- What you will do -
Lift out each line of the data that holds "Internal".

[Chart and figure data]
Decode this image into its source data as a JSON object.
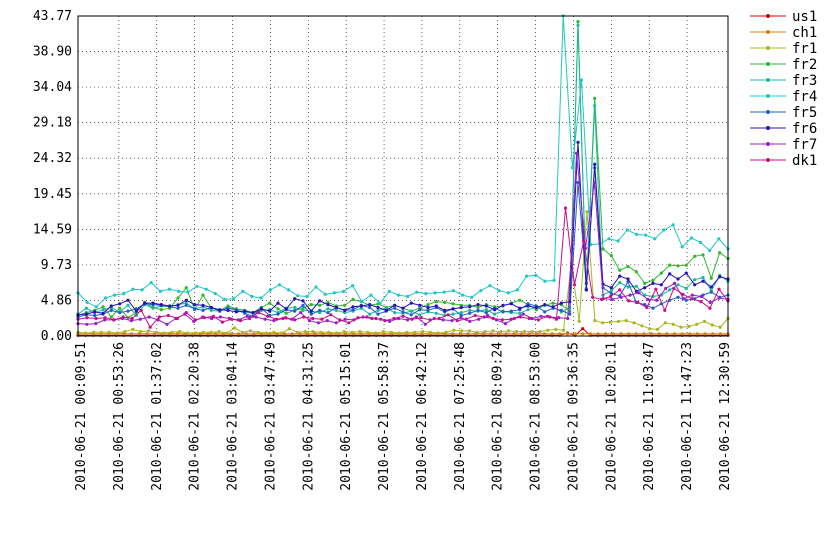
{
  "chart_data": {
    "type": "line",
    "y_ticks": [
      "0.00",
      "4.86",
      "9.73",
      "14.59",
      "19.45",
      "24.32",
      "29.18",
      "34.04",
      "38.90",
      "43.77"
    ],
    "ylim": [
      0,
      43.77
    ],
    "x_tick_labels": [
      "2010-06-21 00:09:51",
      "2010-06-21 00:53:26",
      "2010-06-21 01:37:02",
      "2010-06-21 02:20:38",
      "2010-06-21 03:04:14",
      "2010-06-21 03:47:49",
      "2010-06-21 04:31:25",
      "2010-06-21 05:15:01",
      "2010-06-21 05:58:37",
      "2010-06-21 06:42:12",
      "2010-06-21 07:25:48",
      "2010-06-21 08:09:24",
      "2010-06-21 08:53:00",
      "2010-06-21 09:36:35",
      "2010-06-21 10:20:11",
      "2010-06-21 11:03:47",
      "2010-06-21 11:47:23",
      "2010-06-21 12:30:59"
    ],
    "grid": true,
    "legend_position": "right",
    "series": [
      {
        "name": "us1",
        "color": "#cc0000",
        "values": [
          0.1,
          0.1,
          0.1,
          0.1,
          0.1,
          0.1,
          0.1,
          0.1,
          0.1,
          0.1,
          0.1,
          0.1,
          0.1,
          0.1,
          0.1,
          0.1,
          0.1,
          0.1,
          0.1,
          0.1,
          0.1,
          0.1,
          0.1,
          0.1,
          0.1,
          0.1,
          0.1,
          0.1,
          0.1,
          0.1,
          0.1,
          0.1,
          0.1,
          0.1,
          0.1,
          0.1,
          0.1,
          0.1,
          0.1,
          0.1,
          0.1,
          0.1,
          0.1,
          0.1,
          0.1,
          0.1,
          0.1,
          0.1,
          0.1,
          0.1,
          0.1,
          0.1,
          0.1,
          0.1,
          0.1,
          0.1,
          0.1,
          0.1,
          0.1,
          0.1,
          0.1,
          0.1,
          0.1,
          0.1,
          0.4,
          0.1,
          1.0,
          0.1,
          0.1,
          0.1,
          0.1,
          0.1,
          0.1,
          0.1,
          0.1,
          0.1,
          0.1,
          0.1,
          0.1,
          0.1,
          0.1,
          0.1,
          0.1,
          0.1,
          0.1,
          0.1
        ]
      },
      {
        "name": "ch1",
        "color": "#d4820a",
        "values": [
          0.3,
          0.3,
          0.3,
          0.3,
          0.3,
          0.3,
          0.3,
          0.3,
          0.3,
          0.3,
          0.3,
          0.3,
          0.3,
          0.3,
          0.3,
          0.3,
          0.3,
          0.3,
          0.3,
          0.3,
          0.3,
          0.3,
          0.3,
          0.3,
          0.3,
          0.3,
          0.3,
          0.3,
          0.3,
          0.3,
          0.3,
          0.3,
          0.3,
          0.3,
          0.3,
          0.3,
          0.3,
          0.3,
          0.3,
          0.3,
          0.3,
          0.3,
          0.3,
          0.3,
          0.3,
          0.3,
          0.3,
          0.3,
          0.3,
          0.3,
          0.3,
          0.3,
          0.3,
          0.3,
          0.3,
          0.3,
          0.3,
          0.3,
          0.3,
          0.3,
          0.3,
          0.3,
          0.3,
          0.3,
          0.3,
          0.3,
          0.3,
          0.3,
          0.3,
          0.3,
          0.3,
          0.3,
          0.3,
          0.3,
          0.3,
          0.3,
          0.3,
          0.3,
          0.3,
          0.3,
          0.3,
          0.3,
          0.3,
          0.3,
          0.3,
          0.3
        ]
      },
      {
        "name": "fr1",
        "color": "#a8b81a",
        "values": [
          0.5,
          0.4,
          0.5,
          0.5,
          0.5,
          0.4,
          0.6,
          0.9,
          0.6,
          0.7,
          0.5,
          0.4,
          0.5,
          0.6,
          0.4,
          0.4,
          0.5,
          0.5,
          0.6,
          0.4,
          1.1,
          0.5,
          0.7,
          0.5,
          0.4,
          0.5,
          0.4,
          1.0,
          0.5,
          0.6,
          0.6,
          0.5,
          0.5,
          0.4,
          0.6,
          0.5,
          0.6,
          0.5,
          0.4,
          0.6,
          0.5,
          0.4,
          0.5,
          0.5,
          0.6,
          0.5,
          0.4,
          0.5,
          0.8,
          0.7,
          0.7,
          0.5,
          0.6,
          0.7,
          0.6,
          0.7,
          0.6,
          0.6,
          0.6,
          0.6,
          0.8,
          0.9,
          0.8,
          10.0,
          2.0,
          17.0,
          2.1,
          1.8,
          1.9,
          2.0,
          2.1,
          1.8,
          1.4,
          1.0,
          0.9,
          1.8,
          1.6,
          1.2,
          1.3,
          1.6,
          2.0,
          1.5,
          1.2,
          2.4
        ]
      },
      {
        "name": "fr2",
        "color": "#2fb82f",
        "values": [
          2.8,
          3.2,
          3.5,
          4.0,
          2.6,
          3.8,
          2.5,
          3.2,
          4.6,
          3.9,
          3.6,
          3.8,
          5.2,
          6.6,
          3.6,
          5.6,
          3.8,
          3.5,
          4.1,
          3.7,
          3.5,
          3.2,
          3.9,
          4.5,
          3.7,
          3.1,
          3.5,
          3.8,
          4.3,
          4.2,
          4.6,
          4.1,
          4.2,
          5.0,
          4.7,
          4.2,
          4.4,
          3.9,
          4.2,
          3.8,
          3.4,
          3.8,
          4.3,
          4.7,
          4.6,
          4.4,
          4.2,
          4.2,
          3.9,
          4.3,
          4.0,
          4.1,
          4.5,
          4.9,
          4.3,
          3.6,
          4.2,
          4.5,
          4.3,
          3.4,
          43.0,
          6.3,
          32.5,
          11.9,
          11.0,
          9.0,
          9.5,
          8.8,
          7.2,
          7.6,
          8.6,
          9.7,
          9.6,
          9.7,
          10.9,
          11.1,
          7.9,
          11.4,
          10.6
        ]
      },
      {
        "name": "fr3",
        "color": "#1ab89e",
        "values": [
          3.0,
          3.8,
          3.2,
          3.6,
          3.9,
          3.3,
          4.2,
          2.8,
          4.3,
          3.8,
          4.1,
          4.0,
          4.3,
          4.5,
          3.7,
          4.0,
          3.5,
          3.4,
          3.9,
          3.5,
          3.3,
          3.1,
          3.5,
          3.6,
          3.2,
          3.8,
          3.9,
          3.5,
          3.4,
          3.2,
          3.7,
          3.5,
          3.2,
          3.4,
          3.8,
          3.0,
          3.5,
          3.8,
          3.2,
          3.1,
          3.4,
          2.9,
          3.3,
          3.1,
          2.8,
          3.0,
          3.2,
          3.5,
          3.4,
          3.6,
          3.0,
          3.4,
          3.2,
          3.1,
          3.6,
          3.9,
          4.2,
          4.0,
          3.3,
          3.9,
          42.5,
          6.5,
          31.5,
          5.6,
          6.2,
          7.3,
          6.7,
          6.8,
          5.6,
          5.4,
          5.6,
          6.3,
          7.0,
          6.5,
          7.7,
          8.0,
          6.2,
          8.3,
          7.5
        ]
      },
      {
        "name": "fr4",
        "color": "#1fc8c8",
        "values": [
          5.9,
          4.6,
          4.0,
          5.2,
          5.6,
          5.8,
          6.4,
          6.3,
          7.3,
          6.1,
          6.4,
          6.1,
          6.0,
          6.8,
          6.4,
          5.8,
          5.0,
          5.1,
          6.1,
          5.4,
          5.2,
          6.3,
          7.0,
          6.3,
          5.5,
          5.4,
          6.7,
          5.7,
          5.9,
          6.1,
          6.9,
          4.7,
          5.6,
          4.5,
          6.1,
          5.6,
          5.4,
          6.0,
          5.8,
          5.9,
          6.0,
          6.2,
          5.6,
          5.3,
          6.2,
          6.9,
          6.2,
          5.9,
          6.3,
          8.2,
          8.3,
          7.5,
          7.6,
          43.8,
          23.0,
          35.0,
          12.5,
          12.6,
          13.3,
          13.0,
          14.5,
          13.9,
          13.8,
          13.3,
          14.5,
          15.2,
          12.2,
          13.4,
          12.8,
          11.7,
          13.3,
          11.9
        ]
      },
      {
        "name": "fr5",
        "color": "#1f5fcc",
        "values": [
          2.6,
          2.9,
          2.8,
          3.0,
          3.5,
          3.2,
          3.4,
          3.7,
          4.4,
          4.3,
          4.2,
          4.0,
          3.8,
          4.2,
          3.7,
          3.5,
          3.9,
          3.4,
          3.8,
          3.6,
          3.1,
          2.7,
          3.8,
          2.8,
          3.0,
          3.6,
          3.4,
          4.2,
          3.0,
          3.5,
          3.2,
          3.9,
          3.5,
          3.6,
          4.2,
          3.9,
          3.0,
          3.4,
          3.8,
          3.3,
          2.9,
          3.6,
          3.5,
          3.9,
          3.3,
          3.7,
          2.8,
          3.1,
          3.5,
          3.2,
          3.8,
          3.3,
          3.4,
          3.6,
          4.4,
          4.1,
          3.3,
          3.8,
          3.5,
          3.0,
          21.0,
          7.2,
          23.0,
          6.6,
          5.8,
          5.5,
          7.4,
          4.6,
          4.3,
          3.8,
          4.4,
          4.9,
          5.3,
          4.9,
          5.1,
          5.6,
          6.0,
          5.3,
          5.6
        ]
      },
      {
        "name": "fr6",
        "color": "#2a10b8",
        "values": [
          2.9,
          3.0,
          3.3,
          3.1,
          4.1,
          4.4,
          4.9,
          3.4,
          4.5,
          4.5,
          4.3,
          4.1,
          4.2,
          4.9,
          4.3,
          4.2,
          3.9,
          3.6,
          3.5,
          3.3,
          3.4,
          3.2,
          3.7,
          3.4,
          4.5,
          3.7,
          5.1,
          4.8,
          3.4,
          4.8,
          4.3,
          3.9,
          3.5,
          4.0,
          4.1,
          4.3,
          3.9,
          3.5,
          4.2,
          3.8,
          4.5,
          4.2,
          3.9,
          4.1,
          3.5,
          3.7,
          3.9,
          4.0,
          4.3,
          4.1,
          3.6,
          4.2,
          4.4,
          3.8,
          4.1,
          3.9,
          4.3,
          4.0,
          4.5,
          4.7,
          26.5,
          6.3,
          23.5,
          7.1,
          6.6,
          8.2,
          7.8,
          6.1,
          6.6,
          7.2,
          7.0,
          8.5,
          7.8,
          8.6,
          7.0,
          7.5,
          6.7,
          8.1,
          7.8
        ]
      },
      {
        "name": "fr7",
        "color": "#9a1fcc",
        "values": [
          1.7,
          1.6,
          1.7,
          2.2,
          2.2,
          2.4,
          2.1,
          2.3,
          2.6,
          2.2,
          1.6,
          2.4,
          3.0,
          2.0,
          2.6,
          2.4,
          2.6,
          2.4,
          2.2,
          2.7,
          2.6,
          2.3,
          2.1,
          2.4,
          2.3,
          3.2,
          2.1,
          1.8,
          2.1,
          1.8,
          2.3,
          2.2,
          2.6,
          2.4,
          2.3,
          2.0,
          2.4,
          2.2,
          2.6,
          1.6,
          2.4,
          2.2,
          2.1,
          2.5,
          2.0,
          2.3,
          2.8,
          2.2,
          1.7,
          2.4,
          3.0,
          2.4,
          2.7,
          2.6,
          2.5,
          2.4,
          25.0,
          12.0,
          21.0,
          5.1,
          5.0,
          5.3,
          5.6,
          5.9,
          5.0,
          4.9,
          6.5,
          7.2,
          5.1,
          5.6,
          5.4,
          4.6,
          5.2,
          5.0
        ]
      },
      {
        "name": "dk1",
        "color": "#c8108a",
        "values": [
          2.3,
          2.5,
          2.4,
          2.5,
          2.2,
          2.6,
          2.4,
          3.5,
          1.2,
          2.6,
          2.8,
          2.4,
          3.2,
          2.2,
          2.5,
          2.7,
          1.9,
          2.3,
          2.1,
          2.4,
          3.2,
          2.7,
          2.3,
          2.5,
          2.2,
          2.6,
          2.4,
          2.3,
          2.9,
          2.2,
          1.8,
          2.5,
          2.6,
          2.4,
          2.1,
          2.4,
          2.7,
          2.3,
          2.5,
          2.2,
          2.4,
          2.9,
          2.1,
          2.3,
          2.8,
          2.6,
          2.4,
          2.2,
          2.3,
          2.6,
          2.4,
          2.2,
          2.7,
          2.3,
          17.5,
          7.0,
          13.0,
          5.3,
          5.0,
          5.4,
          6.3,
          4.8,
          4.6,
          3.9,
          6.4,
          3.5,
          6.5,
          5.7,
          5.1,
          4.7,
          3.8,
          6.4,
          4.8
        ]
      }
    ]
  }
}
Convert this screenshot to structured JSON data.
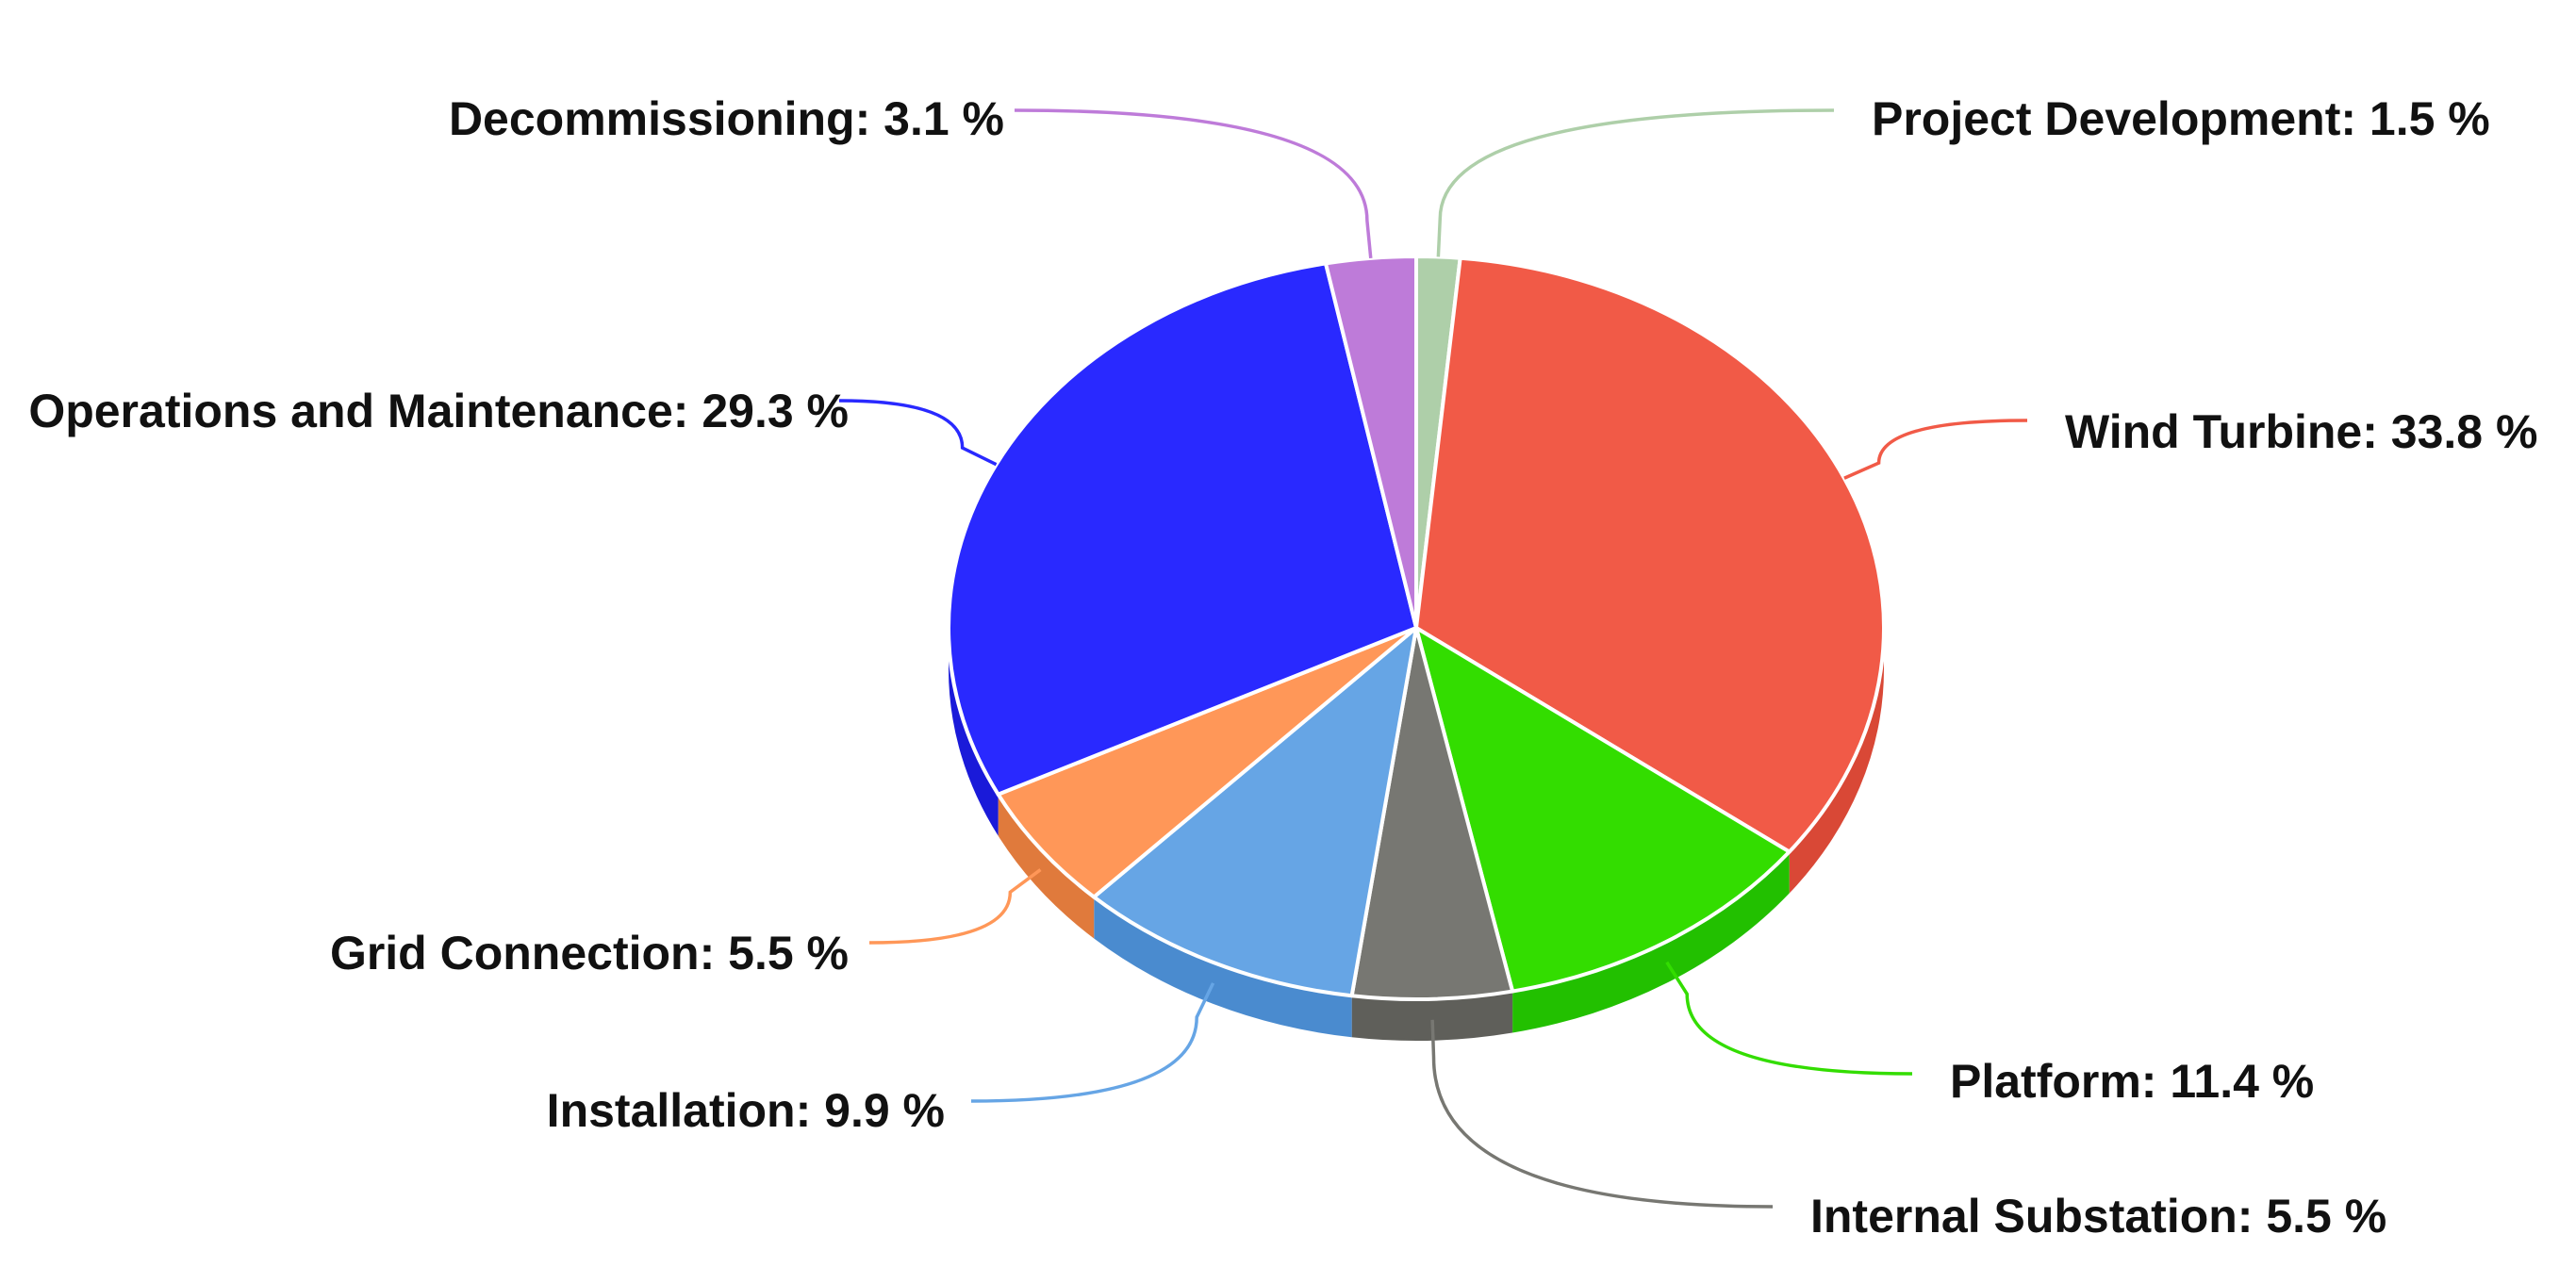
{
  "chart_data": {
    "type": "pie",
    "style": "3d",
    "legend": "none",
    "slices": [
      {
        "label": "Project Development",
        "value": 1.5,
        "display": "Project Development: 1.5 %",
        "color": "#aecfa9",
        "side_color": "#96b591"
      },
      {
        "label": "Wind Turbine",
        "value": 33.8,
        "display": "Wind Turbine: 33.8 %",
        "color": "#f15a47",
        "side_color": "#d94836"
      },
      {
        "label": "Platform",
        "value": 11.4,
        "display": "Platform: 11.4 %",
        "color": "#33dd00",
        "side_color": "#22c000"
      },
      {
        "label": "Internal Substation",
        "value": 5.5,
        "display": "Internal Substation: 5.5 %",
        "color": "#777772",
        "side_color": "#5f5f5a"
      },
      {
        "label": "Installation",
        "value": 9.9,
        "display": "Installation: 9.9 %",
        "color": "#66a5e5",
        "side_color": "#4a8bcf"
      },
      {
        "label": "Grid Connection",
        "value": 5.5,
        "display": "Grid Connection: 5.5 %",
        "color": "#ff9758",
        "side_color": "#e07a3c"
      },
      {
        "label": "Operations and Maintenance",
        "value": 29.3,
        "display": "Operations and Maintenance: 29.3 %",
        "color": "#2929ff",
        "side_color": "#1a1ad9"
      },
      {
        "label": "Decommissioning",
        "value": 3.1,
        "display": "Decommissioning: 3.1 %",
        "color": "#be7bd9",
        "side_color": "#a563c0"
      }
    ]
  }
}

- Problem solution -
        "label": "Internal Substation",
        "display": "Internal Substation: 5.5 %",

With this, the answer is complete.